** START OF Data records **

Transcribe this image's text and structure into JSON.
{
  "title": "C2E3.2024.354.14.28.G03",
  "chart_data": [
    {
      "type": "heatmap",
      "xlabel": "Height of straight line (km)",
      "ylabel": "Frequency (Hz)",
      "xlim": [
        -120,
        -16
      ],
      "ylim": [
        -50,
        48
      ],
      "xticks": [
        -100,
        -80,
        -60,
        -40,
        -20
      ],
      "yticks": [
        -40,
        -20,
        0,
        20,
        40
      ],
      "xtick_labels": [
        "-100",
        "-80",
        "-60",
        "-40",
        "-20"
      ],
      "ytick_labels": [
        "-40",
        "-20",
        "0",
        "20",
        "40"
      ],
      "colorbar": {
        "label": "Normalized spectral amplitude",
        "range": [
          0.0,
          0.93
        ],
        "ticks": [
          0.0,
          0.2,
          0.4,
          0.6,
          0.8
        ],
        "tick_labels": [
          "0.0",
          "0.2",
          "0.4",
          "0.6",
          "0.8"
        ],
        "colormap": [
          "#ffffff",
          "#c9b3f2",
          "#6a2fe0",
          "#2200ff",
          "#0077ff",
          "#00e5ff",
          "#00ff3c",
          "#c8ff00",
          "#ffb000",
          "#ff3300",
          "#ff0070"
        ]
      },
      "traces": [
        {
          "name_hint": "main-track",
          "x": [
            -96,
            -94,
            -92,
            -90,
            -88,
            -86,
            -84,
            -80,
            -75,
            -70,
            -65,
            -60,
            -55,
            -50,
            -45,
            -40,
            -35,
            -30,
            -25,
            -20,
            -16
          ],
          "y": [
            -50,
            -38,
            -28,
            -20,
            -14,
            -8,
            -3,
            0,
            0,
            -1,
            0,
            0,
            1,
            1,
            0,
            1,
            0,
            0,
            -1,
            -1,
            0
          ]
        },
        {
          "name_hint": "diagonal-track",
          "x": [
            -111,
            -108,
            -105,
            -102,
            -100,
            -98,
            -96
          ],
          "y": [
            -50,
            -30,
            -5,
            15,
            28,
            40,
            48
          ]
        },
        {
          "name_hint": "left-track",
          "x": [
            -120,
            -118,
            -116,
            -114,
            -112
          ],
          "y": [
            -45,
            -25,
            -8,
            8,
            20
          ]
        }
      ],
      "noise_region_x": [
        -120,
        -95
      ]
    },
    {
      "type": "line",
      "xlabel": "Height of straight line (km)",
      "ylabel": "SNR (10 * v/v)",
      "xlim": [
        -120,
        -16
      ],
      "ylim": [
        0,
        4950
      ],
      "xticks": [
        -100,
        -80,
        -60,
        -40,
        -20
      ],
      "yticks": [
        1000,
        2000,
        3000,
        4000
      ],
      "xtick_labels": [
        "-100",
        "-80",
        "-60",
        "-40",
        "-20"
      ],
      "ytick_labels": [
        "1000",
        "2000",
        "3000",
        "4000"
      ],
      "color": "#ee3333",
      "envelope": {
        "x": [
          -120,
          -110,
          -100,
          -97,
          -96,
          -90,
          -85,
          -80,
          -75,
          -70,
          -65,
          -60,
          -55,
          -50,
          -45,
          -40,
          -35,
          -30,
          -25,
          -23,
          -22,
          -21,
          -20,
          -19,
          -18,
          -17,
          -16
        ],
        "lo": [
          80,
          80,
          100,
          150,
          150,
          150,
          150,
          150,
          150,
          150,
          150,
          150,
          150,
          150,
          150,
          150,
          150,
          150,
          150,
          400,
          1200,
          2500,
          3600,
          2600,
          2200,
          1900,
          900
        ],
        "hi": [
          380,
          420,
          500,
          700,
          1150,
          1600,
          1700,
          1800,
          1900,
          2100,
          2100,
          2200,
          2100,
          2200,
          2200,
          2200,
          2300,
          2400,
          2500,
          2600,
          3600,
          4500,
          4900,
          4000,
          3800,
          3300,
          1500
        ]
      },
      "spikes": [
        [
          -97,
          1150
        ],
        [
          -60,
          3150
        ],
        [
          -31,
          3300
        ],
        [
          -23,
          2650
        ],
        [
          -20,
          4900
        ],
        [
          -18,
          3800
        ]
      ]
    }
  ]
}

** END OF Data records **

* _Your goal_
Give the number of lines in the records that contain the string "track", with no other output.

* _Exercise response_
3